Every entry below should be repeated exactly; the pictures should not.

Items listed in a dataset
--------
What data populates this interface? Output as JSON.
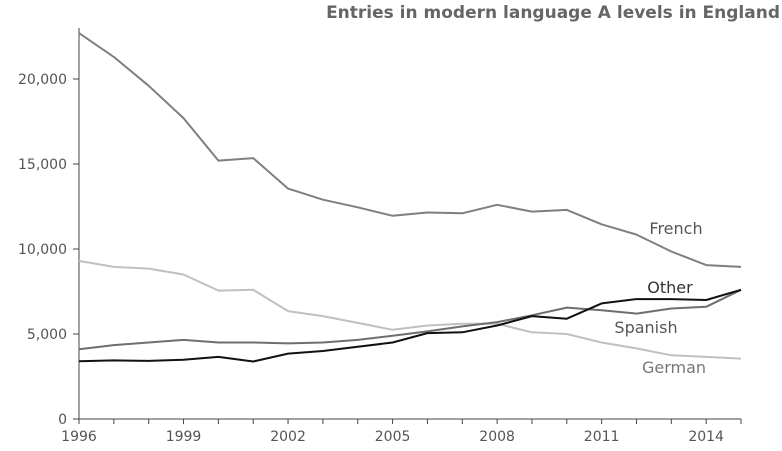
{
  "chart_data": {
    "type": "line",
    "title": "Entries in modern language A levels in England",
    "xlabel": "",
    "ylabel": "",
    "x": [
      1996,
      1997,
      1998,
      1999,
      2000,
      2001,
      2002,
      2003,
      2004,
      2005,
      2006,
      2007,
      2008,
      2009,
      2010,
      2011,
      2012,
      2013,
      2014,
      2015
    ],
    "xlim": [
      1996,
      2015
    ],
    "ylim": [
      0,
      23000
    ],
    "x_ticks": [
      "1996",
      "1999",
      "2002",
      "2005",
      "2008",
      "2011",
      "2014"
    ],
    "y_ticks": [
      "0",
      "5,000",
      "10,000",
      "15,000",
      "20,000"
    ],
    "grid": false,
    "legend": "labels at line ends",
    "series": [
      {
        "name": "French",
        "color": "#7f7f7f",
        "label_color": "#555555",
        "values": [
          22700,
          21300,
          19600,
          17700,
          15200,
          15350,
          13550,
          12900,
          12450,
          11950,
          12150,
          12100,
          12600,
          12200,
          12300,
          11450,
          10850,
          9850,
          9050,
          8950
        ]
      },
      {
        "name": "German",
        "color": "#c0c0c0",
        "label_color": "#777777",
        "values": [
          9300,
          8950,
          8850,
          8500,
          7550,
          7600,
          6350,
          6050,
          5650,
          5250,
          5500,
          5600,
          5600,
          5100,
          5000,
          4500,
          4150,
          3750,
          3650,
          3550
        ]
      },
      {
        "name": "Spanish",
        "color": "#6e6e6e",
        "label_color": "#555555",
        "values": [
          4100,
          4350,
          4500,
          4650,
          4500,
          4500,
          4450,
          4500,
          4650,
          4900,
          5150,
          5450,
          5700,
          6100,
          6550,
          6400,
          6200,
          6500,
          6600,
          7600
        ]
      },
      {
        "name": "Other",
        "color": "#111111",
        "label_color": "#333333",
        "values": [
          3400,
          3450,
          3420,
          3480,
          3650,
          3380,
          3850,
          4000,
          4250,
          4500,
          5050,
          5100,
          5500,
          6050,
          5900,
          6800,
          7050,
          7050,
          7000,
          7600
        ]
      }
    ]
  }
}
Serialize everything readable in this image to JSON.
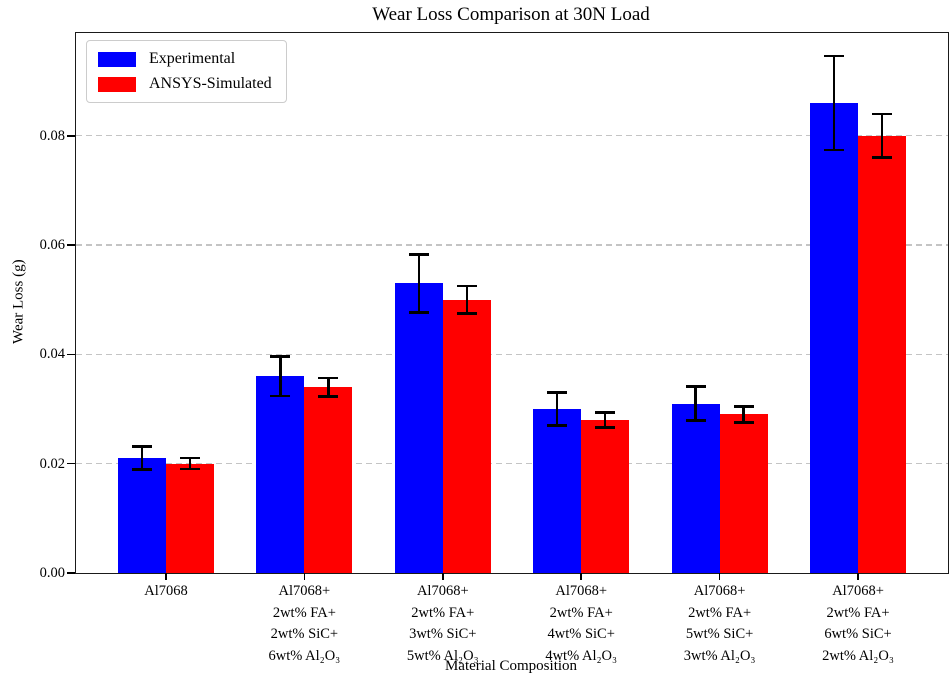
{
  "title": "Wear Loss Comparison at 30N Load",
  "axes": {
    "x_label": "Material Composition",
    "y_label": "Wear Loss (g)",
    "y_ticks": [
      {
        "label": "0.00",
        "value": 0.0
      },
      {
        "label": "0.02",
        "value": 0.02
      },
      {
        "label": "0.04",
        "value": 0.04
      },
      {
        "label": "0.06",
        "value": 0.06
      },
      {
        "label": "0.08",
        "value": 0.08
      }
    ]
  },
  "legend": {
    "items": [
      {
        "label": "Experimental",
        "color": "#0000ff"
      },
      {
        "label": "ANSYS-Simulated",
        "color": "#ff0000"
      }
    ]
  },
  "colors": {
    "experimental": "#0000ff",
    "simulated": "#ff0000",
    "grid": "#c4c4c4",
    "error_bar": "#000000",
    "frame": "#1a1a1a"
  },
  "chart_data": {
    "type": "bar",
    "title": "Wear Loss Comparison at 30N Load",
    "xlabel": "Material Composition",
    "ylabel": "Wear Loss (g)",
    "categories": [
      "Al7068",
      "Al7068+\n2wt% FA+\n2wt% SiC+\n6wt% Al₂O₃",
      "Al7068+\n2wt% FA+\n3wt% SiC+\n5wt% Al₂O₃",
      "Al7068+\n2wt% FA+\n4wt% SiC+\n4wt% Al₂O₃",
      "Al7068+\n2wt% FA+\n5wt% SiC+\n3wt% Al₂O₃",
      "Al7068+\n2wt% FA+\n6wt% SiC+\n2wt% Al₂O₃"
    ],
    "series": [
      {
        "name": "Experimental",
        "color": "#0000ff",
        "values": [
          0.021,
          0.036,
          0.053,
          0.03,
          0.031,
          0.086
        ],
        "errors": [
          0.0021,
          0.0036,
          0.0053,
          0.003,
          0.0031,
          0.0086
        ]
      },
      {
        "name": "ANSYS-Simulated",
        "color": "#ff0000",
        "values": [
          0.02,
          0.034,
          0.05,
          0.028,
          0.029,
          0.08
        ],
        "errors": [
          0.001,
          0.0017,
          0.0025,
          0.0014,
          0.0015,
          0.004
        ]
      }
    ],
    "ylim": [
      0,
      0.0988
    ],
    "y_tick_step": 0.02,
    "grid": "horizontal dashed",
    "legend_position": "upper left",
    "error_bars": true
  }
}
--------
◆ EXERCISE RESPONSE ◆
What data populates this interface? Output as JSON.
{
  "chart_data": {
    "type": "line",
    "title": "Entries in modern language A levels in England",
    "xlabel": "",
    "ylabel": "",
    "x": [
      1996,
      1997,
      1998,
      1999,
      2000,
      2001,
      2002,
      2003,
      2004,
      2005,
      2006,
      2007,
      2008,
      2009,
      2010,
      2011,
      2012,
      2013,
      2014,
      2015
    ],
    "xlim": [
      1996,
      2015
    ],
    "ylim": [
      0,
      23000
    ],
    "x_ticks": [
      "1996",
      "1999",
      "2002",
      "2005",
      "2008",
      "2011",
      "2014"
    ],
    "y_ticks": [
      "0",
      "5,000",
      "10,000",
      "15,000",
      "20,000"
    ],
    "grid": false,
    "legend": "labels at line ends",
    "series": [
      {
        "name": "French",
        "color": "#7f7f7f",
        "label_color": "#555555",
        "values": [
          22700,
          21300,
          19600,
          17700,
          15200,
          15350,
          13550,
          12900,
          12450,
          11950,
          12150,
          12100,
          12600,
          12200,
          12300,
          11450,
          10850,
          9850,
          9050,
          8950
        ]
      },
      {
        "name": "German",
        "color": "#c0c0c0",
        "label_color": "#777777",
        "values": [
          9300,
          8950,
          8850,
          8500,
          7550,
          7600,
          6350,
          6050,
          5650,
          5250,
          5500,
          5600,
          5600,
          5100,
          5000,
          4500,
          4150,
          3750,
          3650,
          3550
        ]
      },
      {
        "name": "Spanish",
        "color": "#6e6e6e",
        "label_color": "#555555",
        "values": [
          4100,
          4350,
          4500,
          4650,
          4500,
          4500,
          4450,
          4500,
          4650,
          4900,
          5150,
          5450,
          5700,
          6100,
          6550,
          6400,
          6200,
          6500,
          6600,
          7600
        ]
      },
      {
        "name": "Other",
        "color": "#111111",
        "label_color": "#333333",
        "values": [
          3400,
          3450,
          3420,
          3480,
          3650,
          3380,
          3850,
          4000,
          4250,
          4500,
          5050,
          5100,
          5500,
          6050,
          5900,
          6800,
          7050,
          7050,
          7000,
          7600
        ]
      }
    ]
  }
}
Serialize everything readable in this image to JSON.
{
  "title": "Wear Loss Comparison at 30N Load",
  "axes": {
    "x_label": "Material Composition",
    "y_label": "Wear Loss (g)",
    "y_ticks": [
      {
        "label": "0.00",
        "value": 0.0
      },
      {
        "label": "0.02",
        "value": 0.02
      },
      {
        "label": "0.04",
        "value": 0.04
      },
      {
        "label": "0.06",
        "value": 0.06
      },
      {
        "label": "0.08",
        "value": 0.08
      }
    ]
  },
  "legend": {
    "items": [
      {
        "label": "Experimental",
        "color": "#0000ff"
      },
      {
        "label": "ANSYS-Simulated",
        "color": "#ff0000"
      }
    ]
  },
  "colors": {
    "experimental": "#0000ff",
    "simulated": "#ff0000",
    "grid": "#c4c4c4",
    "error_bar": "#000000",
    "frame": "#1a1a1a"
  },
  "chart_data": {
    "type": "bar",
    "title": "Wear Loss Comparison at 30N Load",
    "xlabel": "Material Composition",
    "ylabel": "Wear Loss (g)",
    "categories": [
      "Al7068",
      "Al7068+\n2wt% FA+\n2wt% SiC+\n6wt% Al₂O₃",
      "Al7068+\n2wt% FA+\n3wt% SiC+\n5wt% Al₂O₃",
      "Al7068+\n2wt% FA+\n4wt% SiC+\n4wt% Al₂O₃",
      "Al7068+\n2wt% FA+\n5wt% SiC+\n3wt% Al₂O₃",
      "Al7068+\n2wt% FA+\n6wt% SiC+\n2wt% Al₂O₃"
    ],
    "series": [
      {
        "name": "Experimental",
        "color": "#0000ff",
        "values": [
          0.021,
          0.036,
          0.053,
          0.03,
          0.031,
          0.086
        ],
        "errors": [
          0.0021,
          0.0036,
          0.0053,
          0.003,
          0.0031,
          0.0086
        ]
      },
      {
        "name": "ANSYS-Simulated",
        "color": "#ff0000",
        "values": [
          0.02,
          0.034,
          0.05,
          0.028,
          0.029,
          0.08
        ],
        "errors": [
          0.001,
          0.0017,
          0.0025,
          0.0014,
          0.0015,
          0.004
        ]
      }
    ],
    "ylim": [
      0,
      0.0988
    ],
    "y_tick_step": 0.02,
    "grid": "horizontal dashed",
    "legend_position": "upper left",
    "error_bars": true
  }
}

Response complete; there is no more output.